Records to process -
↓↓↓

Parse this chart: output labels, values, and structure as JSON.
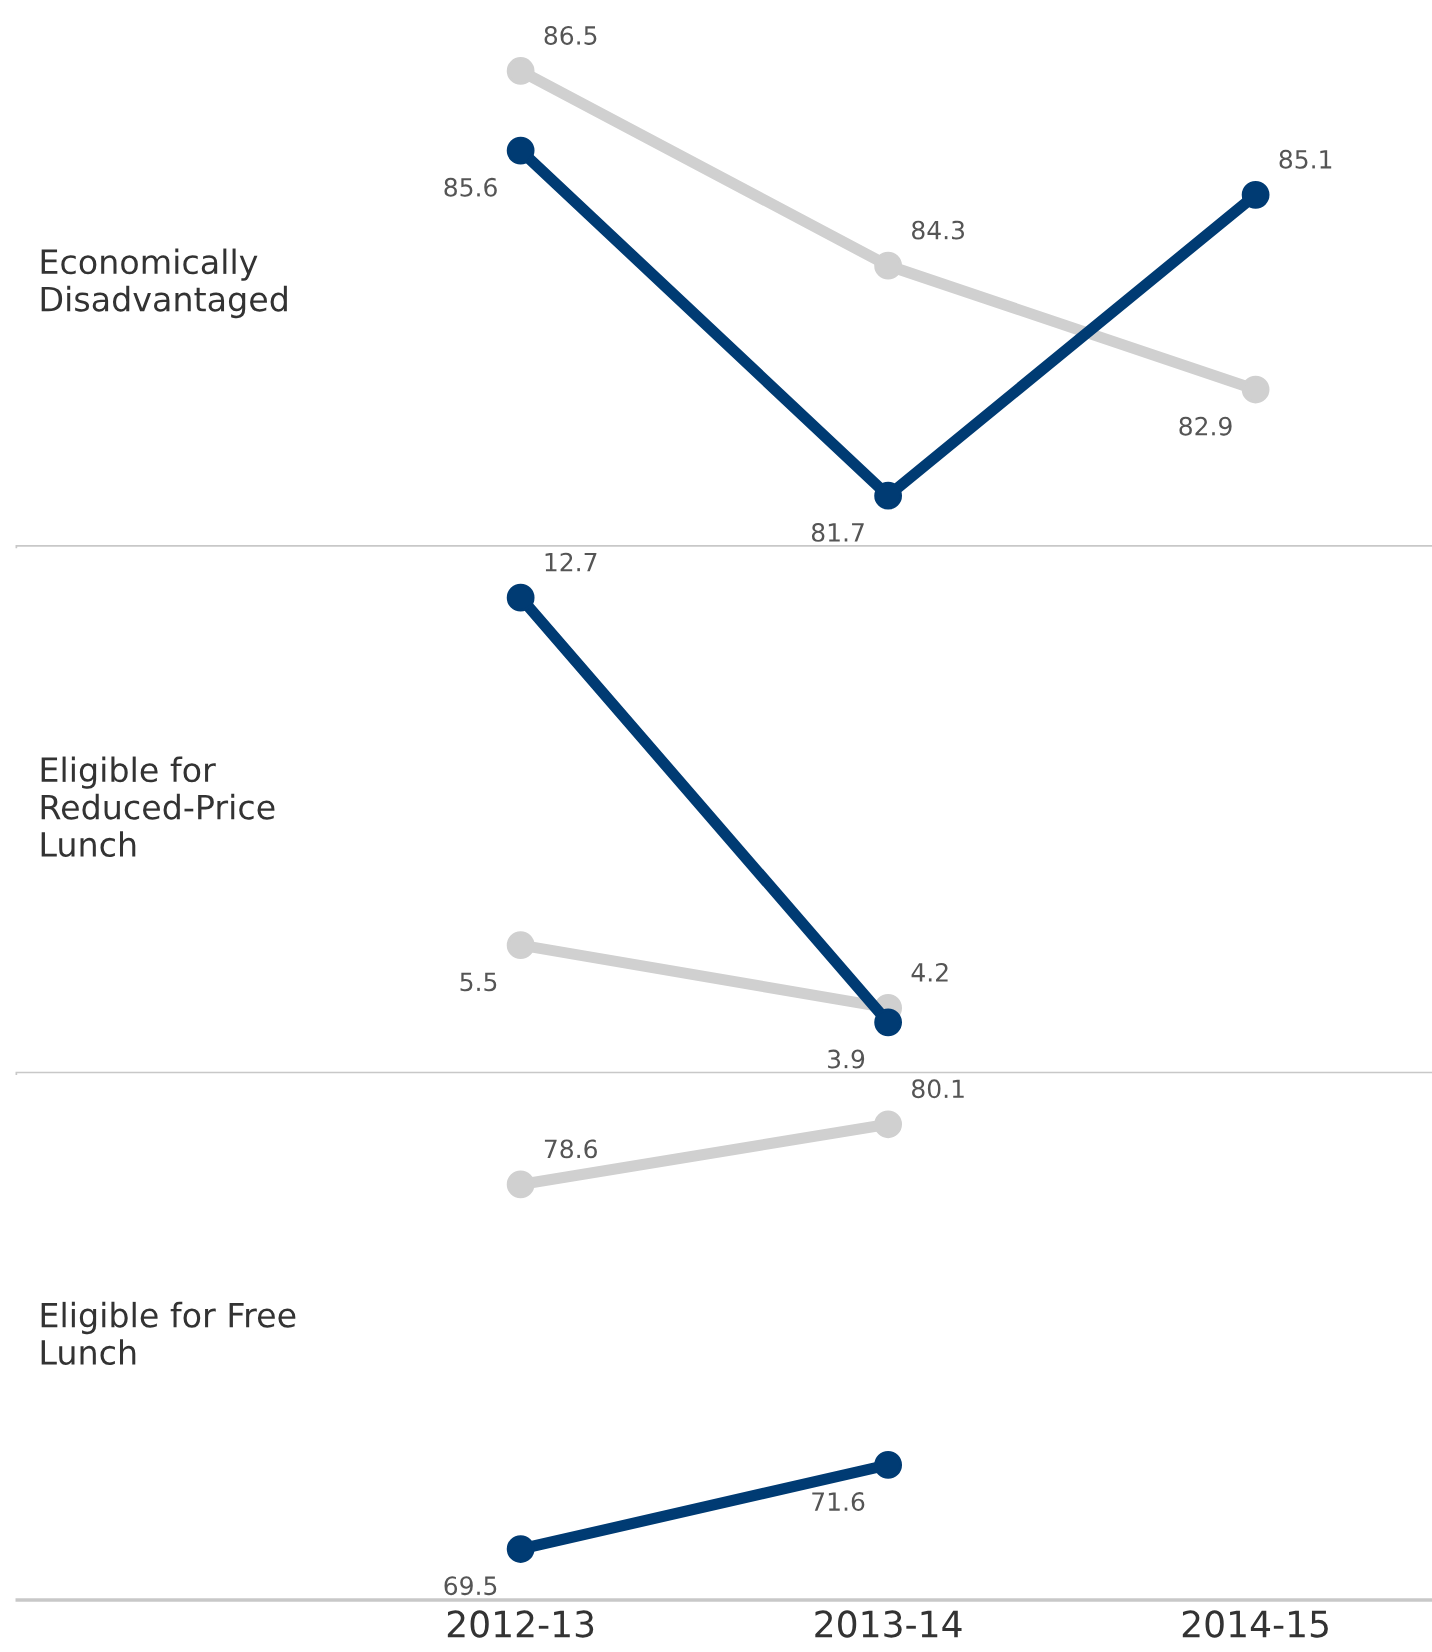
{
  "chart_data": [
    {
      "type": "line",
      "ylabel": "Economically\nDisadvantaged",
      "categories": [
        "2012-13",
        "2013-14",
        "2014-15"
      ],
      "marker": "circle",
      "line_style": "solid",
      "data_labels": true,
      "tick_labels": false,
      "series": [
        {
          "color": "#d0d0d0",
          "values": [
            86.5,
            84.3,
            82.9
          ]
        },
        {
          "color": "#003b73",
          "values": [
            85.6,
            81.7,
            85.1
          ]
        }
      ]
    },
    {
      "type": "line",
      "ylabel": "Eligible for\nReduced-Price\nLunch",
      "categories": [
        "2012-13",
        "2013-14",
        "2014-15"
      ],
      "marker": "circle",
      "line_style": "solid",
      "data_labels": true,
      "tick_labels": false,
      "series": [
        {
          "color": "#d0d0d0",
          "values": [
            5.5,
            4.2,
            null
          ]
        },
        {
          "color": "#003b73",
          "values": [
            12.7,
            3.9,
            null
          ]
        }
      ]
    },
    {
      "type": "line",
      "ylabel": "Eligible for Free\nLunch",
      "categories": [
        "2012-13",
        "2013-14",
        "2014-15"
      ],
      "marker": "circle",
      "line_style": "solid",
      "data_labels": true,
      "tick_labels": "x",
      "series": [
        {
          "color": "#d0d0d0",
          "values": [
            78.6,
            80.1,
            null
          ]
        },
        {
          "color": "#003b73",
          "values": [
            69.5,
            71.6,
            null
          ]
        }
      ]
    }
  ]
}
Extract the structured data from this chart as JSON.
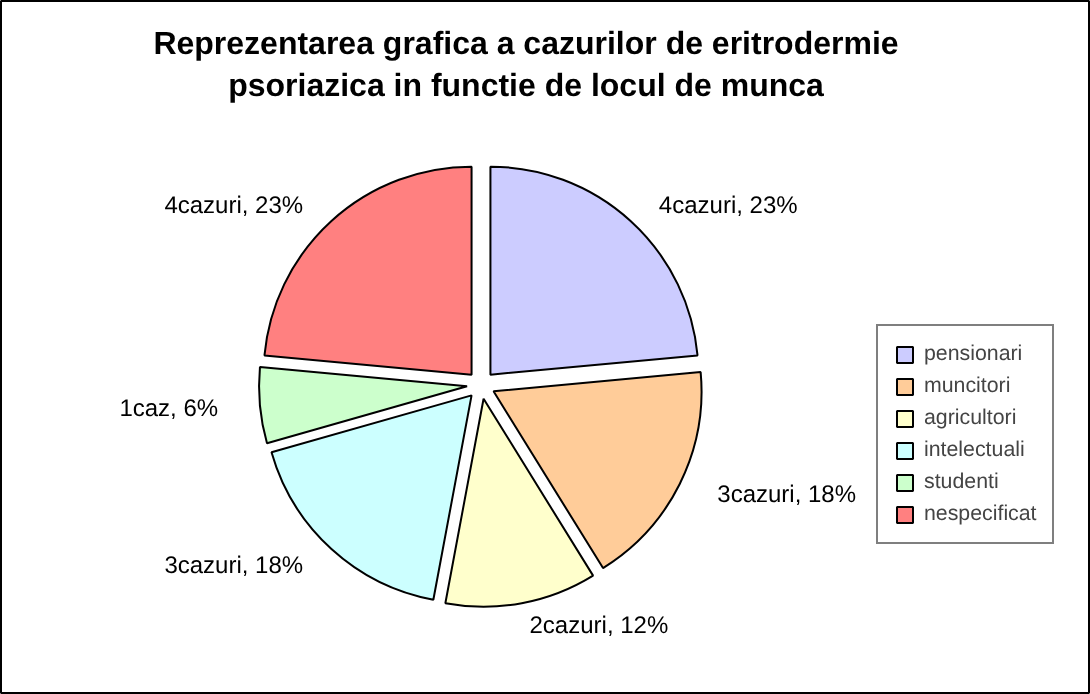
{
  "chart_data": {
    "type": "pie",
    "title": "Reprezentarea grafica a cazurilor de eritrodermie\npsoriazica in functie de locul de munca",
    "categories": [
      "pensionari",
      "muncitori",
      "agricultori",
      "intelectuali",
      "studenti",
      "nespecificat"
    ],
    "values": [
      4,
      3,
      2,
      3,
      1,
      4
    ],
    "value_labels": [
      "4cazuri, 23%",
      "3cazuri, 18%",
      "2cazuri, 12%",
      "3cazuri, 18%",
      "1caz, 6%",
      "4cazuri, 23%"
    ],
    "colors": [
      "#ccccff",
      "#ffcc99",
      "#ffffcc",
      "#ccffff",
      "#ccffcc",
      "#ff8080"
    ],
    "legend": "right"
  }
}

↑↑↑
↓↓↓

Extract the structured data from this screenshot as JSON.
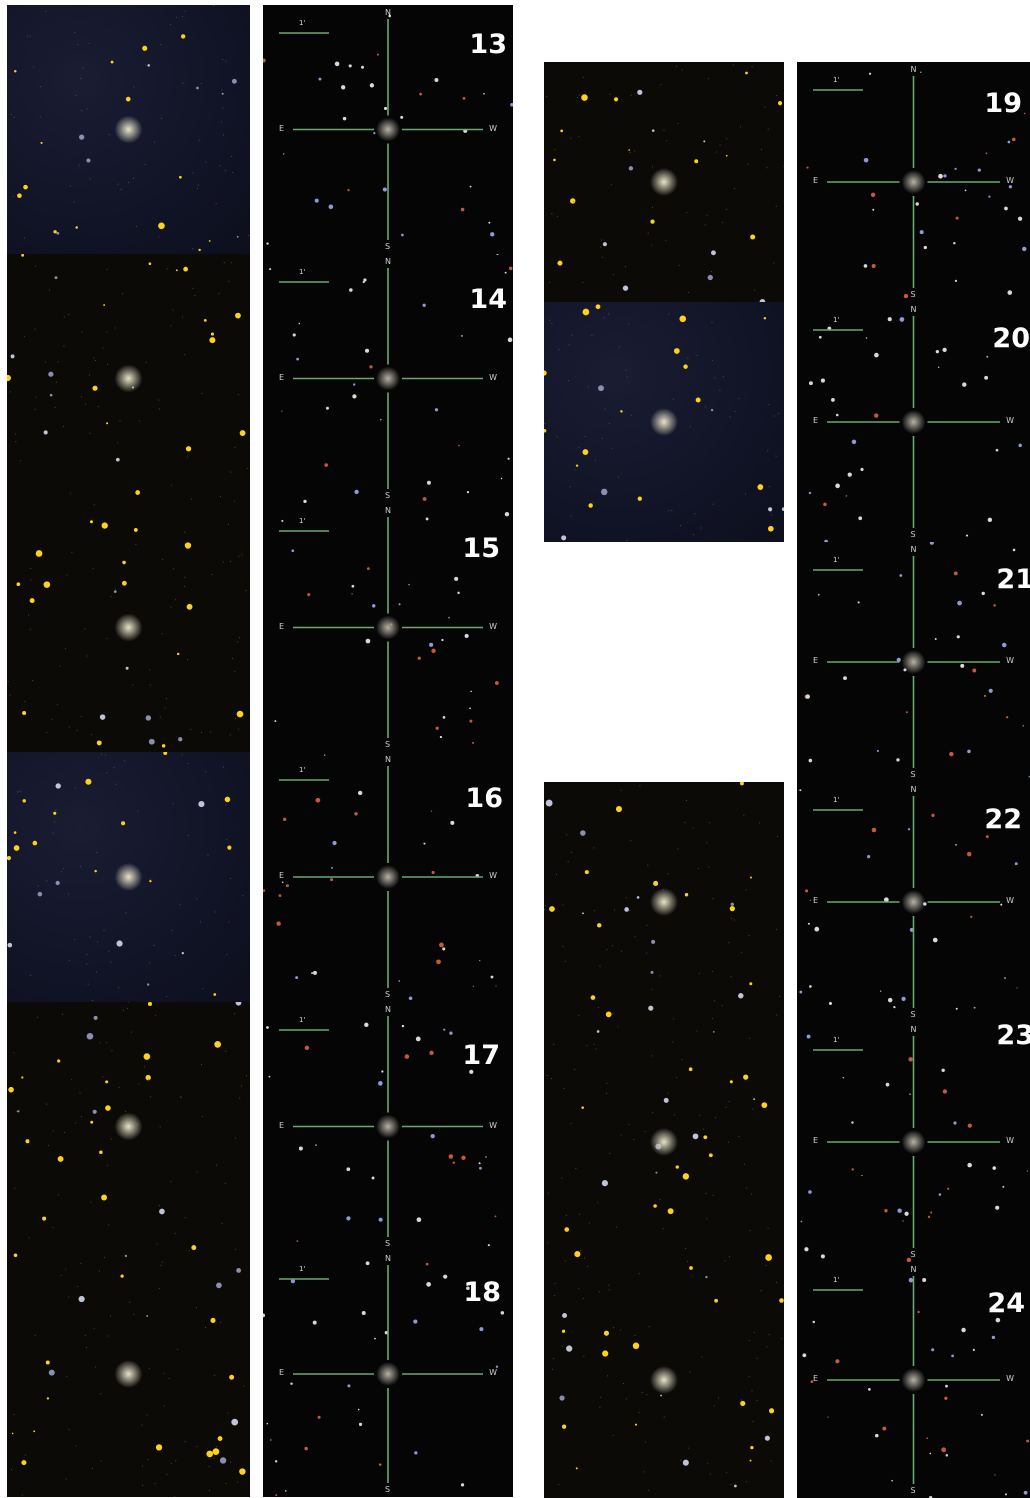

↑↑↑
↓↓↓

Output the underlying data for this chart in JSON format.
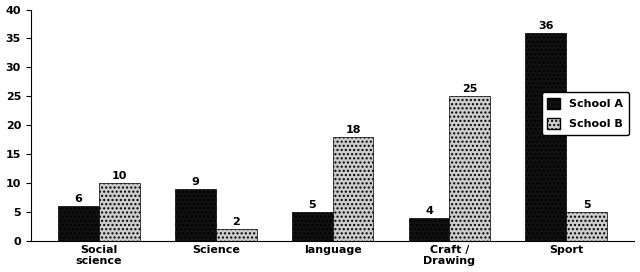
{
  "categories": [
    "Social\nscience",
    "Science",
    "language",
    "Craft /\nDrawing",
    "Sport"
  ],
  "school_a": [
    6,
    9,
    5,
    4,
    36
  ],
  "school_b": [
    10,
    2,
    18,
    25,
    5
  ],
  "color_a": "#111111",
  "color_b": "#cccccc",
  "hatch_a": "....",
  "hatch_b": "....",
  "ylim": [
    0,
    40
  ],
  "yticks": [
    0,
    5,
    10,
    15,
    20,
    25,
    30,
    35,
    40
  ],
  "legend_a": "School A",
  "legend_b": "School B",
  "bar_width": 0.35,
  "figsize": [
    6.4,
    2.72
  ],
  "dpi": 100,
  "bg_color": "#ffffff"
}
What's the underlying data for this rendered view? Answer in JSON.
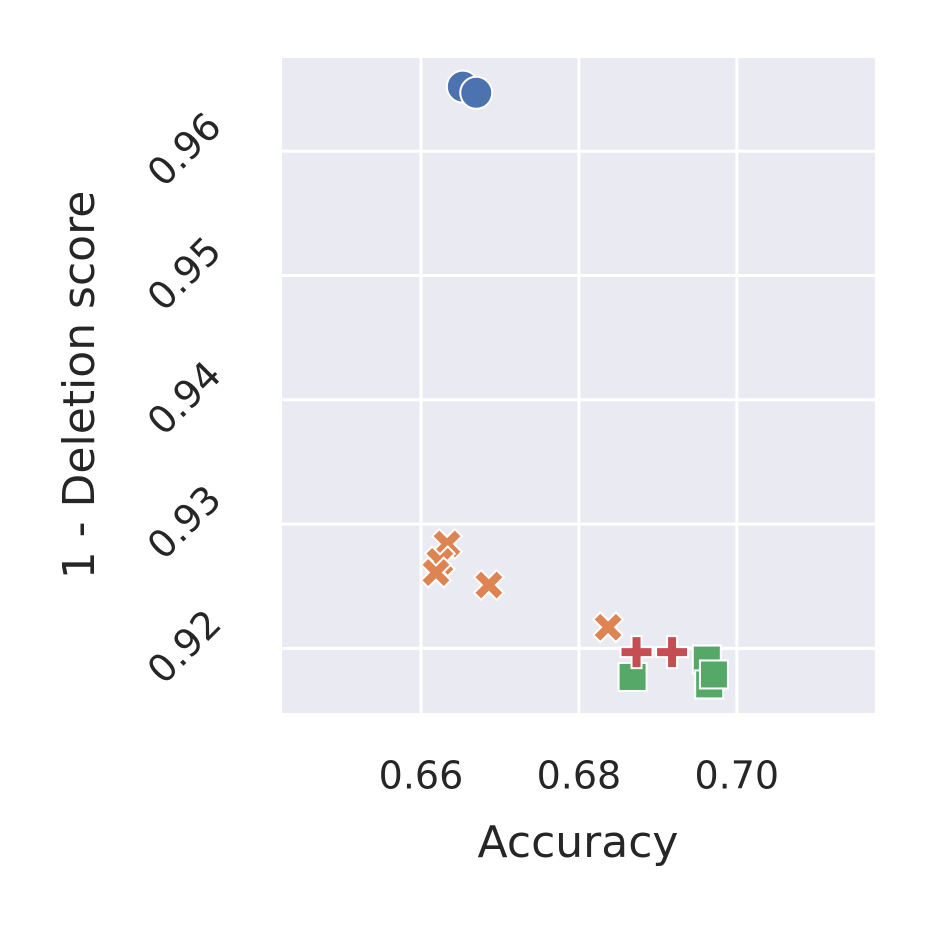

↑↑↑

Request -
Using the data above, copy exactly the lines from the one containing "Output the underlying" to the one containing "What's the underlying", inclusive. Exclude the pictures.

Final result -
Output the underlying data for this chart in JSON format.
{
  "categories": [
    "Social\nscience",
    "Science",
    "language",
    "Craft /\nDrawing",
    "Sport"
  ],
  "school_a": [
    6,
    9,
    5,
    4,
    36
  ],
  "school_b": [
    10,
    2,
    18,
    25,
    5
  ],
  "color_a": "#111111",
  "color_b": "#cccccc",
  "hatch_a": "....",
  "hatch_b": "....",
  "ylim": [
    0,
    40
  ],
  "yticks": [
    0,
    5,
    10,
    15,
    20,
    25,
    30,
    35,
    40
  ],
  "legend_a": "School A",
  "legend_b": "School B",
  "bar_width": 0.35,
  "figsize": [
    6.4,
    2.72
  ],
  "dpi": 100,
  "bg_color": "#ffffff"
}
What's the underlying data for this rendered view? Answer in JSON.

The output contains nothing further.